- _Directions for this task_: Without the pictures, print each of the records below exactly as it appears.

** BEGIN Given records **

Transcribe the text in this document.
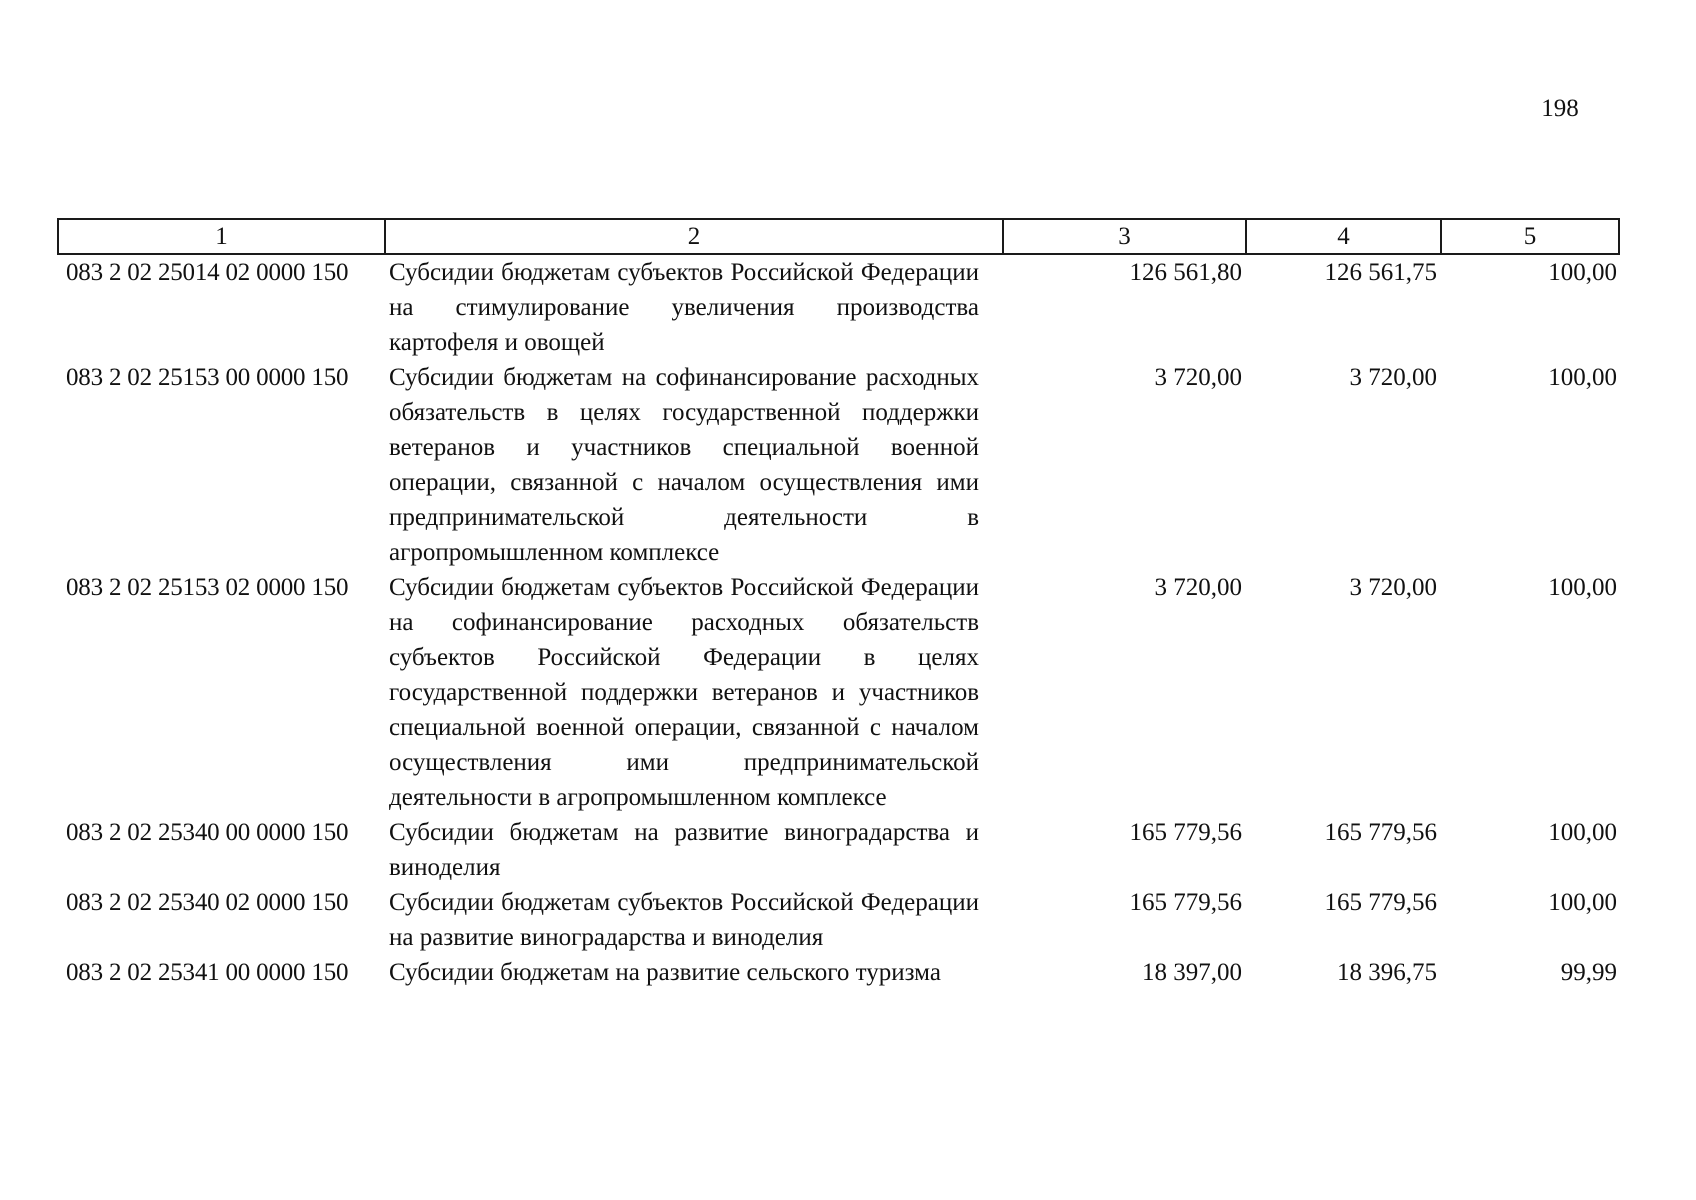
198
1	2	3	4	5
083 2 02 25014 02 0000 150	Субсидии бюджетам субъектов Российской Федерации на стимулирование увеличения производства картофеля и овощей	126 561,80	126 561,75	100,00
083 2 02 25153 00 0000 150	Субсидии бюджетам на софинансирование расходных обязательств в целях государственной поддержки ветеранов и участников специальной военной операции, связанной с началом осуществления ими предпринимательской деятельности в агропромышленном комплексе	3 720,00	3 720,00	100,00
083 2 02 25153 02 0000 150	Субсидии бюджетам субъектов Российской Федерации на софинансирование расходных обязательств субъектов Российской Федерации в целях государственной поддержки ветеранов и участников специальной военной операции, связанной с началом осуществления ими предпринимательской деятельности в агропромышленном комплексе	3 720,00	3 720,00	100,00
083 2 02 25340 00 0000 150	Субсидии бюджетам на развитие виноградарства и виноделия	165 779,56	165 779,56	100,00
083 2 02 25340 02 0000 150	Субсидии бюджетам субъектов Российской Федерации на развитие виноградарства и виноделия	165 779,56	165 779,56	100,00
083 2 02 25341 00 0000 150	Субсидии бюджетам на развитие сельского туризма	18 397,00	18 396,75	99,99
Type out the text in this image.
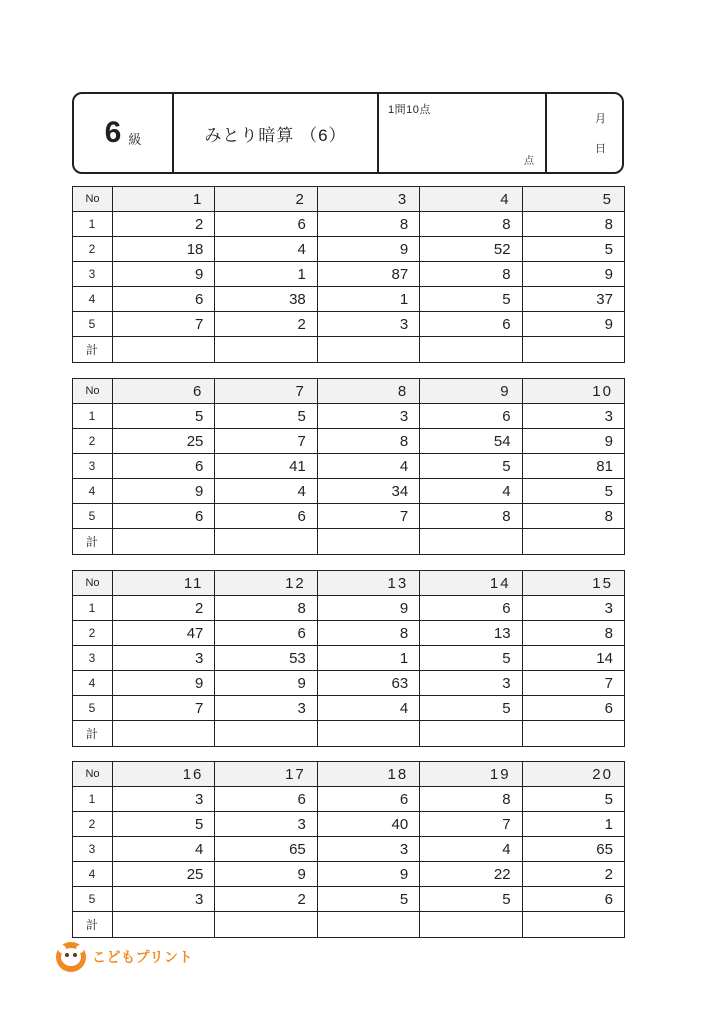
6 級	みとり暗算 （6）
1問10点
点
月
日
No	1	2	3	4	5
1	2	6	8	8	8
2	18	4	9	52	5
3	9	1	87	8	9
4	6	38	1	5	37
5	7	2	3	6	9
計					
No	6	7	8	9	10
1	5	5	3	6	3
2	25	7	8	54	9
3	6	41	4	5	81
4	9	4	34	4	5
5	6	6	7	8	8
計					
No	11	12	13	14	15
1	2	8	9	6	3
2	47	6	8	13	8
3	3	53	1	5	14
4	9	9	63	3	7
5	7	3	4	5	6
計					
No	16	17	18	19	20
1	3	6	6	8	5
2	5	3	40	7	1
3	4	65	3	4	65
4	25	9	9	22	2
5	3	2	5	5	6
計					
こどもプリント
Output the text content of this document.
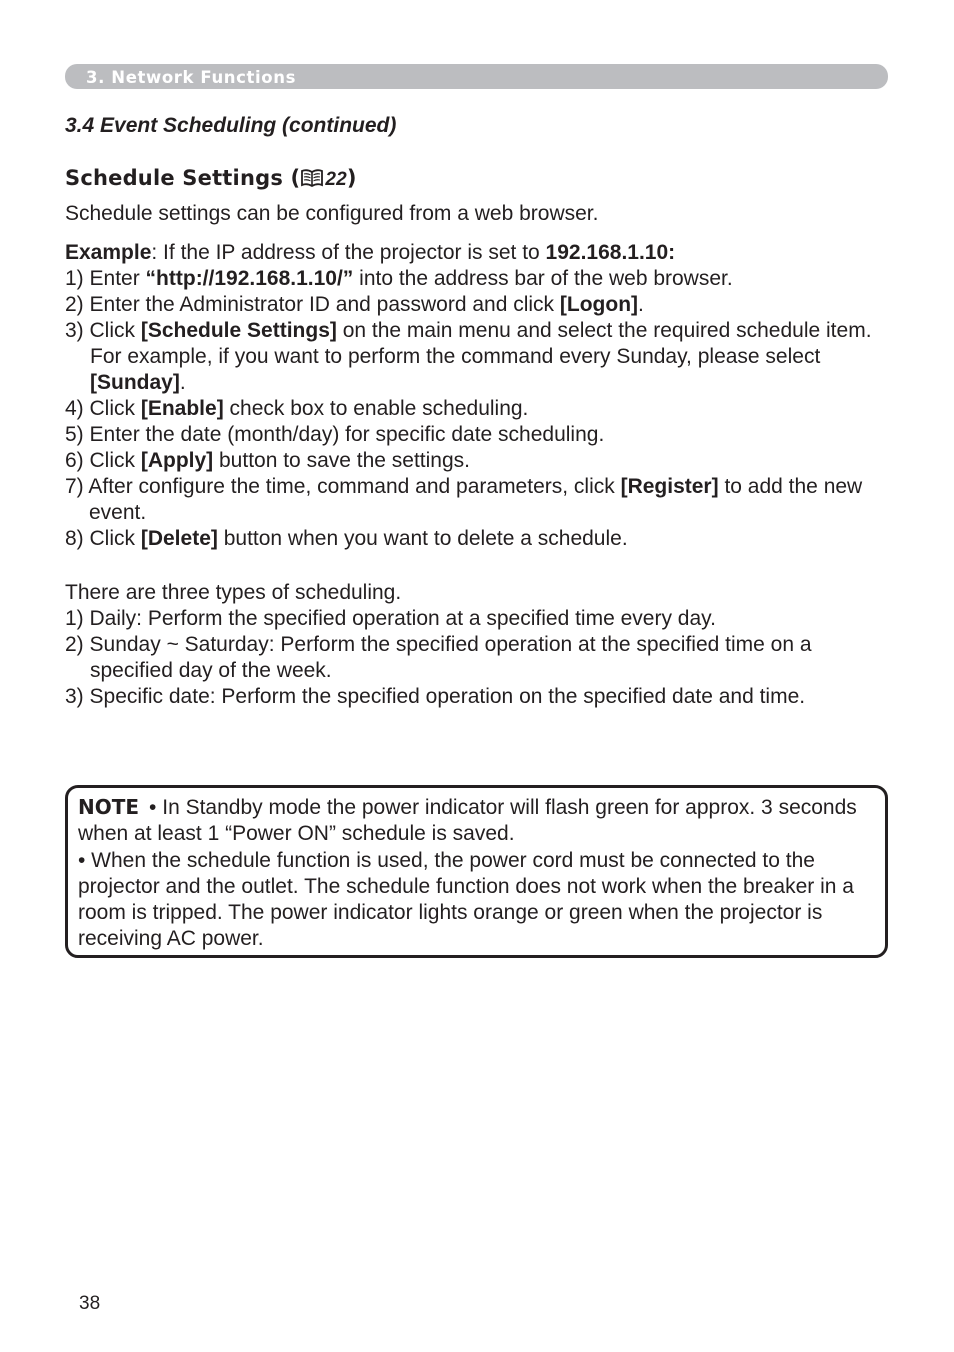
3. Network Functions
3.4 Event Scheduling (continued)
Schedule Settings ( 22)
Schedule settings can be configured from a web browser.
Example: If the IP address of the projector is set to 192.168.1.10:
1) Enter “http://192.168.1.10/” into the address bar of the web browser.
2) Enter the Administrator ID and password and click [Logon].
3) Click [Schedule Settings] on the main menu and select the required schedule item. For example, if you want to perform the command every Sunday, please select [Sunday].
4) Click [Enable] check box to enable scheduling.
5) Enter the date (month/day) for specific date scheduling.
6) Click [Apply] button to save the settings.
7) After configure the time, command and parameters, click [Register] to add the new event.
8) Click [Delete] button when you want to delete a schedule.
There are three types of scheduling.
1) Daily: Perform the specified operation at a specified time every day.
2) Sunday ~ Saturday: Perform the specified operation at the specified time on a specified day of the week.
3) Specific date: Perform the specified operation on the specified date and time.
NOTE • In Standby mode the power indicator will flash green for approx. 3 seconds when at least 1 “Power ON” schedule is saved.
• When the schedule function is used, the power cord must be connected to the projector and the outlet. The schedule function does not work when the breaker in a room is tripped. The power indicator lights orange or green when the projector is receiving AC power.
38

** END Given records **

- _Answer to this exercise_:
Transcribe the text in this document.
198
1	2	3	4	5
083 2 02 25014 02 0000 150	Субсидии бюджетам субъектов Российской Федерации на стимулирование увеличения производства картофеля и овощей	126 561,80	126 561,75	100,00
083 2 02 25153 00 0000 150	Субсидии бюджетам на софинансирование расходных обязательств в целях государственной поддержки ветеранов и участников специальной военной операции, связанной с началом осуществления ими предпринимательской деятельности в агропромышленном комплексе	3 720,00	3 720,00	100,00
083 2 02 25153 02 0000 150	Субсидии бюджетам субъектов Российской Федерации на софинансирование расходных обязательств субъектов Российской Федерации в целях государственной поддержки ветеранов и участников специальной военной операции, связанной с началом осуществления ими предпринимательской деятельности в агропромышленном комплексе	3 720,00	3 720,00	100,00
083 2 02 25340 00 0000 150	Субсидии бюджетам на развитие виноградарства и виноделия	165 779,56	165 779,56	100,00
083 2 02 25340 02 0000 150	Субсидии бюджетам субъектов Российской Федерации на развитие виноградарства и виноделия	165 779,56	165 779,56	100,00
083 2 02 25341 00 0000 150	Субсидии бюджетам на развитие сельского туризма	18 397,00	18 396,75	99,99
Type out the text in this image.
6 級	みとり暗算 （6）
1問10点
点
月
日
No	1	2	3	4	5
1	2	6	8	8	8
2	18	4	9	52	5
3	9	1	87	8	9
4	6	38	1	5	37
5	7	2	3	6	9
計					
No	6	7	8	9	10
1	5	5	3	6	3
2	25	7	8	54	9
3	6	41	4	5	81
4	9	4	34	4	5
5	6	6	7	8	8
計					
No	11	12	13	14	15
1	2	8	9	6	3
2	47	6	8	13	8
3	3	53	1	5	14
4	9	9	63	3	7
5	7	3	4	5	6
計					
No	16	17	18	19	20
1	3	6	6	8	5
2	5	3	40	7	1
3	4	65	3	4	65
4	25	9	9	22	2
5	3	2	5	5	6
計					
こどもプリント
Output the text content of this document.
3. Network Functions
3.4 Event Scheduling (continued)
Schedule Settings ( 22)
Schedule settings can be configured from a web browser.
Example: If the IP address of the projector is set to 192.168.1.10:
1) Enter “http://192.168.1.10/” into the address bar of the web browser.
2) Enter the Administrator ID and password and click [Logon].
3) Click [Schedule Settings] on the main menu and select the required schedule item. For example, if you want to perform the command every Sunday, please select [Sunday].
4) Click [Enable] check box to enable scheduling.
5) Enter the date (month/day) for specific date scheduling.
6) Click [Apply] button to save the settings.
7) After configure the time, command and parameters, click [Register] to add the new event.
8) Click [Delete] button when you want to delete a schedule.
There are three types of scheduling.
1) Daily: Perform the specified operation at a specified time every day.
2) Sunday ~ Saturday: Perform the specified operation at the specified time on a specified day of the week.
3) Specific date: Perform the specified operation on the specified date and time.
NOTE • In Standby mode the power indicator will flash green for approx. 3 seconds when at least 1 “Power ON” schedule is saved.
• When the schedule function is used, the power cord must be connected to the projector and the outlet. The schedule function does not work when the breaker in a room is tripped. The power indicator lights orange or green when the projector is receiving AC power.
38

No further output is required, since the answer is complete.